**Work to do**
Can the data below be echoed back word for word?

**Records contained in a dataset**
__________________________________________________

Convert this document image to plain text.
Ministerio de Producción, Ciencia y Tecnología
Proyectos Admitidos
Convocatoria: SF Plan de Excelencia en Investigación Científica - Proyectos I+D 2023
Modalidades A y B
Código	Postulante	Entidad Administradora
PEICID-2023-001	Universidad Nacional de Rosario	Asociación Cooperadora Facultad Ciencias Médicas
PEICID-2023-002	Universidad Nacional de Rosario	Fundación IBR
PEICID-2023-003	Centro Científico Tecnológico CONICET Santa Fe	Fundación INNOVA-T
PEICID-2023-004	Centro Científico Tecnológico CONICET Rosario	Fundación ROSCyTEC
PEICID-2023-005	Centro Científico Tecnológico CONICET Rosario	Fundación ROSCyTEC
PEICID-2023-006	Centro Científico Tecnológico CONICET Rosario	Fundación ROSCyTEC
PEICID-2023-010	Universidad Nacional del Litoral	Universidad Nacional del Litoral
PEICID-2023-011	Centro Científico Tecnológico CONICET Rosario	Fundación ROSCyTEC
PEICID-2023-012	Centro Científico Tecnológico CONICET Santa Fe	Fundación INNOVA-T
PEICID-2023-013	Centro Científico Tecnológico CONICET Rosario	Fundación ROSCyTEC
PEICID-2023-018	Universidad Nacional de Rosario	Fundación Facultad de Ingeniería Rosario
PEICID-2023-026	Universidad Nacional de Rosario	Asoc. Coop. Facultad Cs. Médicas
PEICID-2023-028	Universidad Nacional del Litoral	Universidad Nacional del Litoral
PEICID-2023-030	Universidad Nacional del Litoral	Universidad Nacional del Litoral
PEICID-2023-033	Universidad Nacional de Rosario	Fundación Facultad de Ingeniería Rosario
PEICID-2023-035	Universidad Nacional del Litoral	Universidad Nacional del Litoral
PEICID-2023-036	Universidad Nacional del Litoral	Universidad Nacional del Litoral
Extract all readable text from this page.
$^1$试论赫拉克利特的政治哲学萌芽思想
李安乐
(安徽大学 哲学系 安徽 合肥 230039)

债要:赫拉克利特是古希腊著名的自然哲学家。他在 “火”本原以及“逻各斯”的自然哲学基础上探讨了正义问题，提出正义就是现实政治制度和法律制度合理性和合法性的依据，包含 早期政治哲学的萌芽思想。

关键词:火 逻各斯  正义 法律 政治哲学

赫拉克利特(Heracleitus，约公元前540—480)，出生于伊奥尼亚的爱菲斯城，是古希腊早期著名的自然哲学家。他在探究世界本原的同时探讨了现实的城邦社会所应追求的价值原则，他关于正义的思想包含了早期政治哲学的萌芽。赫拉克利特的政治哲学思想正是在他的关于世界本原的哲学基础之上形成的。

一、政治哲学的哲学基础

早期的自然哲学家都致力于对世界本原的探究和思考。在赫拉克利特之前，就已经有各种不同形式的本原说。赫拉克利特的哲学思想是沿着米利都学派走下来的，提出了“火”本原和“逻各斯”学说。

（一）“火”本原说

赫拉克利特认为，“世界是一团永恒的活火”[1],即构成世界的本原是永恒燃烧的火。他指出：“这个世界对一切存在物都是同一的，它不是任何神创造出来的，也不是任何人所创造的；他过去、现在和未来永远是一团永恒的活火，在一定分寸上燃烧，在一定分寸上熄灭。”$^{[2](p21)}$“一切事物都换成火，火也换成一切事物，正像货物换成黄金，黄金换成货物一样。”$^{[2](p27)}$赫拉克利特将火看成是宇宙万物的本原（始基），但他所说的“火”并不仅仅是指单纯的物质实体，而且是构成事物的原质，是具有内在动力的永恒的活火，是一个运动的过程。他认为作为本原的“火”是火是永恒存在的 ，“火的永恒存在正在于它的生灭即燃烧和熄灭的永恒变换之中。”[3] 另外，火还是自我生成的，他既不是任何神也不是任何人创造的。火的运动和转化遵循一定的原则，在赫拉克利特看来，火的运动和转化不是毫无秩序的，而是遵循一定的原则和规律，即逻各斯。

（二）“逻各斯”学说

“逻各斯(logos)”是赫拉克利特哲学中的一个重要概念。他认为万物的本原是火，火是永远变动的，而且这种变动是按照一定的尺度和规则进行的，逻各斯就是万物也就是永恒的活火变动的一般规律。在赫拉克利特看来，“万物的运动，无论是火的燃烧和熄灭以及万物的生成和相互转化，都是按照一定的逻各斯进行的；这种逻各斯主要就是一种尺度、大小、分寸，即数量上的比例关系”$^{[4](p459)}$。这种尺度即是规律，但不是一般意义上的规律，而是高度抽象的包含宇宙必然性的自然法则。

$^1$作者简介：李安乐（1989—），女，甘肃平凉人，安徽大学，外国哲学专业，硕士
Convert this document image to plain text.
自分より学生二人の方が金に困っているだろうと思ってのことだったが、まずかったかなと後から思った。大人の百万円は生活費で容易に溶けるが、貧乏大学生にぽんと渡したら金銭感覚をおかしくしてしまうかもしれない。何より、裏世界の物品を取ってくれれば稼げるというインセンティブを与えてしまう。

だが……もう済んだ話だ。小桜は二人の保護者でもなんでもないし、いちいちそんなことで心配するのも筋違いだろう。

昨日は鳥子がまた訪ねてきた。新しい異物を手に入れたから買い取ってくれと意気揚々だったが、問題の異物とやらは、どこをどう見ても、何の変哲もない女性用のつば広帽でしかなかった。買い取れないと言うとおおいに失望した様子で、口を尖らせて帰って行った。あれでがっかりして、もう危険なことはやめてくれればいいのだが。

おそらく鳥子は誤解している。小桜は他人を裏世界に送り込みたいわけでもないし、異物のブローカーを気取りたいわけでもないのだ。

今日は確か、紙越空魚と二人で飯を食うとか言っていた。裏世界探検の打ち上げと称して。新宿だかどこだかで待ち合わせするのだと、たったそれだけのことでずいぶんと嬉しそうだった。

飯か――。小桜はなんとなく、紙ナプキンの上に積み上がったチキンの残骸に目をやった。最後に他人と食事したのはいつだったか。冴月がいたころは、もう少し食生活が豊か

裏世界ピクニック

__________________________________________________

**Reply**
Convert this document image to plain text.
Ministerio de Producción, Ciencia y Tecnología
Proyectos Admitidos
Convocatoria: SF Plan de Excelencia en Investigación Científica - Proyectos I+D 2023
Modalidades A y B
Código	Postulante	Entidad Administradora
PEICID-2023-001	Universidad Nacional de Rosario	Asociación Cooperadora Facultad Ciencias Médicas
PEICID-2023-002	Universidad Nacional de Rosario	Fundación IBR
PEICID-2023-003	Centro Científico Tecnológico CONICET Santa Fe	Fundación INNOVA-T
PEICID-2023-004	Centro Científico Tecnológico CONICET Rosario	Fundación ROSCyTEC
PEICID-2023-005	Centro Científico Tecnológico CONICET Rosario	Fundación ROSCyTEC
PEICID-2023-006	Centro Científico Tecnológico CONICET Rosario	Fundación ROSCyTEC
PEICID-2023-010	Universidad Nacional del Litoral	Universidad Nacional del Litoral
PEICID-2023-011	Centro Científico Tecnológico CONICET Rosario	Fundación ROSCyTEC
PEICID-2023-012	Centro Científico Tecnológico CONICET Santa Fe	Fundación INNOVA-T
PEICID-2023-013	Centro Científico Tecnológico CONICET Rosario	Fundación ROSCyTEC
PEICID-2023-018	Universidad Nacional de Rosario	Fundación Facultad de Ingeniería Rosario
PEICID-2023-026	Universidad Nacional de Rosario	Asoc. Coop. Facultad Cs. Médicas
PEICID-2023-028	Universidad Nacional del Litoral	Universidad Nacional del Litoral
PEICID-2023-030	Universidad Nacional del Litoral	Universidad Nacional del Litoral
PEICID-2023-033	Universidad Nacional de Rosario	Fundación Facultad de Ingeniería Rosario
PEICID-2023-035	Universidad Nacional del Litoral	Universidad Nacional del Litoral
PEICID-2023-036	Universidad Nacional del Litoral	Universidad Nacional del Litoral
Extract all readable text from this page.
$^1$试论赫拉克利特的政治哲学萌芽思想
李安乐
(安徽大学 哲学系 安徽 合肥 230039)

债要:赫拉克利特是古希腊著名的自然哲学家。他在 “火”本原以及“逻各斯”的自然哲学基础上探讨了正义问题，提出正义就是现实政治制度和法律制度合理性和合法性的依据，包含 早期政治哲学的萌芽思想。

关键词:火 逻各斯  正义 法律 政治哲学

赫拉克利特(Heracleitus，约公元前540—480)，出生于伊奥尼亚的爱菲斯城，是古希腊早期著名的自然哲学家。他在探究世界本原的同时探讨了现实的城邦社会所应追求的价值原则，他关于正义的思想包含了早期政治哲学的萌芽。赫拉克利特的政治哲学思想正是在他的关于世界本原的哲学基础之上形成的。

一、政治哲学的哲学基础

早期的自然哲学家都致力于对世界本原的探究和思考。在赫拉克利特之前，就已经有各种不同形式的本原说。赫拉克利特的哲学思想是沿着米利都学派走下来的，提出了“火”本原和“逻各斯”学说。

（一）“火”本原说

赫拉克利特认为，“世界是一团永恒的活火”[1],即构成世界的本原是永恒燃烧的火。他指出：“这个世界对一切存在物都是同一的，它不是任何神创造出来的，也不是任何人所创造的；他过去、现在和未来永远是一团永恒的活火，在一定分寸上燃烧，在一定分寸上熄灭。”$^{[2](p21)}$“一切事物都换成火，火也换成一切事物，正像货物换成黄金，黄金换成货物一样。”$^{[2](p27)}$赫拉克利特将火看成是宇宙万物的本原（始基），但他所说的“火”并不仅仅是指单纯的物质实体，而且是构成事物的原质，是具有内在动力的永恒的活火，是一个运动的过程。他认为作为本原的“火”是火是永恒存在的 ，“火的永恒存在正在于它的生灭即燃烧和熄灭的永恒变换之中。”[3] 另外，火还是自我生成的，他既不是任何神也不是任何人创造的。火的运动和转化遵循一定的原则，在赫拉克利特看来，火的运动和转化不是毫无秩序的，而是遵循一定的原则和规律，即逻各斯。

（二）“逻各斯”学说

“逻各斯(logos)”是赫拉克利特哲学中的一个重要概念。他认为万物的本原是火，火是永远变动的，而且这种变动是按照一定的尺度和规则进行的，逻各斯就是万物也就是永恒的活火变动的一般规律。在赫拉克利特看来，“万物的运动，无论是火的燃烧和熄灭以及万物的生成和相互转化，都是按照一定的逻各斯进行的；这种逻各斯主要就是一种尺度、大小、分寸，即数量上的比例关系”$^{[4](p459)}$。这种尺度即是规律，但不是一般意义上的规律，而是高度抽象的包含宇宙必然性的自然法则。

$^1$作者简介：李安乐（1989—），女，甘肃平凉人，安徽大学，外国哲学专业，硕士
Convert this document image to plain text.
自分より学生二人の方が金に困っているだろうと思ってのことだったが、まずかったかなと後から思った。大人の百万円は生活費で容易に溶けるが、貧乏大学生にぽんと渡したら金銭感覚をおかしくしてしまうかもしれない。何より、裏世界の物品を取ってくれれば稼げるというインセンティブを与えてしまう。

だが……もう済んだ話だ。小桜は二人の保護者でもなんでもないし、いちいちそんなことで心配するのも筋違いだろう。

昨日は鳥子がまた訪ねてきた。新しい異物を手に入れたから買い取ってくれと意気揚々だったが、問題の異物とやらは、どこをどう見ても、何の変哲もない女性用のつば広帽でしかなかった。買い取れないと言うとおおいに失望した様子で、口を尖らせて帰って行った。あれでがっかりして、もう危険なことはやめてくれればいいのだが。

おそらく鳥子は誤解している。小桜は他人を裏世界に送り込みたいわけでもないし、異物のブローカーを気取りたいわけでもないのだ。

今日は確か、紙越空魚と二人で飯を食うとか言っていた。裏世界探検の打ち上げと称して。新宿だかどこだかで待ち合わせするのだと、たったそれだけのことでずいぶんと嬉しそうだった。

飯か――。小桜はなんとなく、紙ナプキンの上に積み上がったチキンの残骸に目をやった。最後に他人と食事したのはいつだったか。冴月がいたころは、もう少し食生活が豊か

裏世界ピクニック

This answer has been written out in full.